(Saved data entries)
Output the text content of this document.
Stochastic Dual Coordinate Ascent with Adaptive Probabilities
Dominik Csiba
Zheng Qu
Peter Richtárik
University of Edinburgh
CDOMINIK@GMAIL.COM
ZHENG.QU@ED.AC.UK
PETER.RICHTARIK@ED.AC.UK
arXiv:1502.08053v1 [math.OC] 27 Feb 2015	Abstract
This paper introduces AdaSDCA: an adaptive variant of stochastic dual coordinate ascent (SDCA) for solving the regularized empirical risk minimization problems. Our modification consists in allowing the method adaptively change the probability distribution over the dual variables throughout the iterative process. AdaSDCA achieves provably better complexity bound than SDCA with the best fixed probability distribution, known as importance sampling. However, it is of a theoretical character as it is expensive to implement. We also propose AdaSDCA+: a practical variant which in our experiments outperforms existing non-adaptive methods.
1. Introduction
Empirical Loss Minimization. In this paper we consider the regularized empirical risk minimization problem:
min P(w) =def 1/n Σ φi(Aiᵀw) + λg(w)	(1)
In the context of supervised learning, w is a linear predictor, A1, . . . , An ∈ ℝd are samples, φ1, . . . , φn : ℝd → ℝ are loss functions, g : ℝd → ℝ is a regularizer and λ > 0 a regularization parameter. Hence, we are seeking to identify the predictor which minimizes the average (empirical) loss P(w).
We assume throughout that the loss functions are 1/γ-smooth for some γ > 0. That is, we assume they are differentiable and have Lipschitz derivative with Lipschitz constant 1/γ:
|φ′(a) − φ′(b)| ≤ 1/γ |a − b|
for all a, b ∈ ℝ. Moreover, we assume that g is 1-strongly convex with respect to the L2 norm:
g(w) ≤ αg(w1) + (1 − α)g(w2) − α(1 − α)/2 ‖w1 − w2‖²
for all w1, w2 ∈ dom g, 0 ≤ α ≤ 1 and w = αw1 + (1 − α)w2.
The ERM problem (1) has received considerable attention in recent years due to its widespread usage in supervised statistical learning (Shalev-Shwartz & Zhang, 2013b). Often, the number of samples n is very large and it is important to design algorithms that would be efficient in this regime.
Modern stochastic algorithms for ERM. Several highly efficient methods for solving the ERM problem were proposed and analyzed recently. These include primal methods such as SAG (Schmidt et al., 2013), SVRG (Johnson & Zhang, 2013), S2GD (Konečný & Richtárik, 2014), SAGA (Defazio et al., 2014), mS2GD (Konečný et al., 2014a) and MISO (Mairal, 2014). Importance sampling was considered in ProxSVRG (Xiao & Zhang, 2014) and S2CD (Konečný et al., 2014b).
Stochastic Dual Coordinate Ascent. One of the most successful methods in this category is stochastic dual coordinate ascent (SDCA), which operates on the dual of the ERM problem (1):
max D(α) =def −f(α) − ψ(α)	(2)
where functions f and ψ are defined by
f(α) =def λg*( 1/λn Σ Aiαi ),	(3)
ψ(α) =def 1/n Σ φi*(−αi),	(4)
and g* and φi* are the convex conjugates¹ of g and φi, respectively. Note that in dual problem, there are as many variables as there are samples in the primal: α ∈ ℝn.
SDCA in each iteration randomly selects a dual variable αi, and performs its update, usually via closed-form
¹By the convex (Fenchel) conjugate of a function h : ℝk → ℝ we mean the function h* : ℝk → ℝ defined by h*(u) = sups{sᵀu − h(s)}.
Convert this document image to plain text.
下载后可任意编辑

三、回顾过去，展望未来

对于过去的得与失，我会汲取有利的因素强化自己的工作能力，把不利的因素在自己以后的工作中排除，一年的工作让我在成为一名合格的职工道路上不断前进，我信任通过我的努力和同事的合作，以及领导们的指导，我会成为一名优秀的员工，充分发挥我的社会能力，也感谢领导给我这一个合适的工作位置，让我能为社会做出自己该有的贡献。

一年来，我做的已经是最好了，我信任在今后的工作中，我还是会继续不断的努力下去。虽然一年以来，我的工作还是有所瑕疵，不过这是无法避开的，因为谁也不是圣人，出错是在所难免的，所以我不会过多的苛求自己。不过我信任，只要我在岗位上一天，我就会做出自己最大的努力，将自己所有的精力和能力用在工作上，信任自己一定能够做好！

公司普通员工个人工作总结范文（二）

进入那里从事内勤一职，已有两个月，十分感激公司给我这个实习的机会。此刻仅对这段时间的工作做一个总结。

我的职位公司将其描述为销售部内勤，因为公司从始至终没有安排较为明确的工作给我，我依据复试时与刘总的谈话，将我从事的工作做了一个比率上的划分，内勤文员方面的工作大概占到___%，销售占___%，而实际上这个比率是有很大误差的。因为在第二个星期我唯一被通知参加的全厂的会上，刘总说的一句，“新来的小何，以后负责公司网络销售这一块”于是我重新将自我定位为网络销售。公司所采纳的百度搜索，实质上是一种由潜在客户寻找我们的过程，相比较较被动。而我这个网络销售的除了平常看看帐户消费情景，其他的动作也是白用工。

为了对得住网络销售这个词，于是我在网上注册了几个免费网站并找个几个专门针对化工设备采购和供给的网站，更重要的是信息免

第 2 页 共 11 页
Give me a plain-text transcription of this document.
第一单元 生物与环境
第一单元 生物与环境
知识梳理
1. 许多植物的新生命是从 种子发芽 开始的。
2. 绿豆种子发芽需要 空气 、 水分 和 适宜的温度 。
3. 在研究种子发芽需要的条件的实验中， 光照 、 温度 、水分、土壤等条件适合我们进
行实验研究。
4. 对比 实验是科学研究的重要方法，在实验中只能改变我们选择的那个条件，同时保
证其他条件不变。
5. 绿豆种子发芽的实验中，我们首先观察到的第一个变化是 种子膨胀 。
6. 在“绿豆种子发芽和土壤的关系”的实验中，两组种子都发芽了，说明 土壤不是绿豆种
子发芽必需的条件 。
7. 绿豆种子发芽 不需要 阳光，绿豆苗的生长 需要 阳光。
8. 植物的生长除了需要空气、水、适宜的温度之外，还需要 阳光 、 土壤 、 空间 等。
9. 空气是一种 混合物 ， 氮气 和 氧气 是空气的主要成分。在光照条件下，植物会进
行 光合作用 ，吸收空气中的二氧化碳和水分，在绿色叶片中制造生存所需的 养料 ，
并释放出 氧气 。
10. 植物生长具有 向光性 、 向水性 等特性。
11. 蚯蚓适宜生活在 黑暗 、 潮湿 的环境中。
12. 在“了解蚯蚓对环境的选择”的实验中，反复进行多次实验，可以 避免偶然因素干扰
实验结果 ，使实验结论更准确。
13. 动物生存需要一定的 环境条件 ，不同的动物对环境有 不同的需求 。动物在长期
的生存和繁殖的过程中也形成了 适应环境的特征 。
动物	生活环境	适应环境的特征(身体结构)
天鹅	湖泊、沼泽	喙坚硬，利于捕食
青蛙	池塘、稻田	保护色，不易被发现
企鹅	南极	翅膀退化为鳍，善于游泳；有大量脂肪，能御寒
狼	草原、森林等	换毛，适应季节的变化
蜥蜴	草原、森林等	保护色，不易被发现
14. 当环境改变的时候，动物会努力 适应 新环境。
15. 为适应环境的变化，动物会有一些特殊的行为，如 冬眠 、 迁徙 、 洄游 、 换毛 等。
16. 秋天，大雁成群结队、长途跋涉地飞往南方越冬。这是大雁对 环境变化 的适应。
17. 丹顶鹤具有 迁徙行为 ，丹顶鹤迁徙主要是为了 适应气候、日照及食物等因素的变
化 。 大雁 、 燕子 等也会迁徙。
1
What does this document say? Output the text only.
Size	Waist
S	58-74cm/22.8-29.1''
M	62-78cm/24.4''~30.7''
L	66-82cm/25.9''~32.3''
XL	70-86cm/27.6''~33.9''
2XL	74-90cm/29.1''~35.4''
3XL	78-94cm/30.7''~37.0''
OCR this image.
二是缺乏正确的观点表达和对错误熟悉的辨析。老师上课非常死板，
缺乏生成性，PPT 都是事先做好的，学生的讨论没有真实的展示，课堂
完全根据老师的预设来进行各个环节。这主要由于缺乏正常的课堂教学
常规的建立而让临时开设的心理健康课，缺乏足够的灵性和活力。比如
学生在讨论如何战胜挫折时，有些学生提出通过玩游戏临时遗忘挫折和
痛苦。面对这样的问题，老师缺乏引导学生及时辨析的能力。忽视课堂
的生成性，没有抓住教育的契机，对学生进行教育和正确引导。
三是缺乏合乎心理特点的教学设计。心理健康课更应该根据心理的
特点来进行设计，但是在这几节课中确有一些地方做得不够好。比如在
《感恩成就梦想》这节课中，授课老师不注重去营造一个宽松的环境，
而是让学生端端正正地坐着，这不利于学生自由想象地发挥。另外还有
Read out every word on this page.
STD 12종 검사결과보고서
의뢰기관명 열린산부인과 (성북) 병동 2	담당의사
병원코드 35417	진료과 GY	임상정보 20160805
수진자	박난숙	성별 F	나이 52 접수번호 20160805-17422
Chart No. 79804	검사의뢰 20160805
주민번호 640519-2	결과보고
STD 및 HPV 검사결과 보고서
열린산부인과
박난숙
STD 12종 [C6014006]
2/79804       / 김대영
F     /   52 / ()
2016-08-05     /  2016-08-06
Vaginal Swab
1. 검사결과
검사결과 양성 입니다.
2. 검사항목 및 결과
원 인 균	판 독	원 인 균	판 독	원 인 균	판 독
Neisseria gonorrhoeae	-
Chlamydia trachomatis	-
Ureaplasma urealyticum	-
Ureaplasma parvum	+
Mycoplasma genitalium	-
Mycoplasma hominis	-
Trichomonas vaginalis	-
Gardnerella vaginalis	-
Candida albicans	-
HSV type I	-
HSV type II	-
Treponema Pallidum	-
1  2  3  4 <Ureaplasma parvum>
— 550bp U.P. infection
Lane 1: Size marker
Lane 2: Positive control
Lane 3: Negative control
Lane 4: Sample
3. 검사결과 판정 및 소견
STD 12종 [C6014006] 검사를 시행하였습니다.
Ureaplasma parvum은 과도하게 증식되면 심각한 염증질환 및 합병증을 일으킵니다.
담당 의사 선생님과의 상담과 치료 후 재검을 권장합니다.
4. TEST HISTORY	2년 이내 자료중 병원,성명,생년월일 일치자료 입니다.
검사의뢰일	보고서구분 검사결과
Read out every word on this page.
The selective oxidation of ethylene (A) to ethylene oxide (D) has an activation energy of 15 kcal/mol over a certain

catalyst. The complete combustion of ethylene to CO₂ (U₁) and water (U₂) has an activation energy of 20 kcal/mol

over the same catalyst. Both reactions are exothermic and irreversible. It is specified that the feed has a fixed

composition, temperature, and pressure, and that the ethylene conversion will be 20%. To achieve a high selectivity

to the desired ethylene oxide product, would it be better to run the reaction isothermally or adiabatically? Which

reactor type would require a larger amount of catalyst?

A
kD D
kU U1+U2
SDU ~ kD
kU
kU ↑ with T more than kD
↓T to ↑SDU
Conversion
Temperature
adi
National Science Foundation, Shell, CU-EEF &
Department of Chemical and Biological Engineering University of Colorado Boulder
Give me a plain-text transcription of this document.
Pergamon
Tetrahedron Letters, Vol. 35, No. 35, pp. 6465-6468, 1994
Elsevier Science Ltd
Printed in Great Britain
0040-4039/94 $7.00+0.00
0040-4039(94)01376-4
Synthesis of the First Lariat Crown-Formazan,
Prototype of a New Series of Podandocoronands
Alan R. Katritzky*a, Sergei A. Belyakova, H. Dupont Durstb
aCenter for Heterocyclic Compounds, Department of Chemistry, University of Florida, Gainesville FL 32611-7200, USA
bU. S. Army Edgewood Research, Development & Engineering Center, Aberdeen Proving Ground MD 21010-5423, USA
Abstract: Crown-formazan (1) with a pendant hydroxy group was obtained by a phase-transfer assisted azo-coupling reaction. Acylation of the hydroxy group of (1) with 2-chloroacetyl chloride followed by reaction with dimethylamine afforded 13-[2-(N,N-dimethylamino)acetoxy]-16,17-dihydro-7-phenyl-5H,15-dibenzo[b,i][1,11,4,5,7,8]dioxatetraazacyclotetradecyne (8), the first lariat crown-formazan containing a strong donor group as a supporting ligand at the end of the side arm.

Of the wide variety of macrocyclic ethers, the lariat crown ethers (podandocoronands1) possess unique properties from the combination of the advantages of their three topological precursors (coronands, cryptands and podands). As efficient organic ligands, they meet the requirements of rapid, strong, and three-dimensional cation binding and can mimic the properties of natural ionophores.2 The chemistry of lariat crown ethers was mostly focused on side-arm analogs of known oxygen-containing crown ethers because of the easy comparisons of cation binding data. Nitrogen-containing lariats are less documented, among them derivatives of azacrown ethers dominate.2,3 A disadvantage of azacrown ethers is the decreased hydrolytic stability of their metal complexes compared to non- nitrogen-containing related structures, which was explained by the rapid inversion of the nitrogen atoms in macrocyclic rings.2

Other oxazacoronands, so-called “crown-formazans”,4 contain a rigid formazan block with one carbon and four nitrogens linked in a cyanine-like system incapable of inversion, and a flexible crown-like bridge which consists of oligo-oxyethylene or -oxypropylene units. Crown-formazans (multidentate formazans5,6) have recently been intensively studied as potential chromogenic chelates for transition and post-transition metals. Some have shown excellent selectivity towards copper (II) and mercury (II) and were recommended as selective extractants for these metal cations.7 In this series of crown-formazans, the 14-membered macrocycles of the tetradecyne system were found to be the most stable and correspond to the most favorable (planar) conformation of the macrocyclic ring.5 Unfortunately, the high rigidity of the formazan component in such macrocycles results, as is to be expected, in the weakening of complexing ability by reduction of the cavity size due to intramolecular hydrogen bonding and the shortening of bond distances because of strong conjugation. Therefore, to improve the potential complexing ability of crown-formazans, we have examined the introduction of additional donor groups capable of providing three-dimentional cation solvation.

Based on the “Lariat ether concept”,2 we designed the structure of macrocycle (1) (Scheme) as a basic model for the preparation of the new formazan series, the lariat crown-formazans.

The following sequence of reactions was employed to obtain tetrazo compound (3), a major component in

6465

WHAT TO DO
Go through the listing above and return every line where the word "SDCA" occurs.

WRITTEN ANSWER
This paper introduces AdaSDCA: an adaptive variant of stochastic dual coordinate ascent (SDCA) for solving the regularized empirical risk minimization problems. Our modification consists in allowing the method adaptively change the probability distribution over the dual variables throughout the iterative process. AdaSDCA achieves provably better complexity bound than SDCA with the best fixed probability distribution, known as importance sampling. However, it is of a theoretical character as it is expensive to implement. We also propose AdaSDCA+: a practical variant which in our experiments outperforms existing non-adaptive methods.
Stochastic Dual Coordinate Ascent. One of the most successful methods in this category is stochastic dual coordinate ascent (SDCA), which operates on the dual of the ERM problem (1):
SDCA in each iteration randomly selects a dual variable αi, and performs its update, usually via closed-form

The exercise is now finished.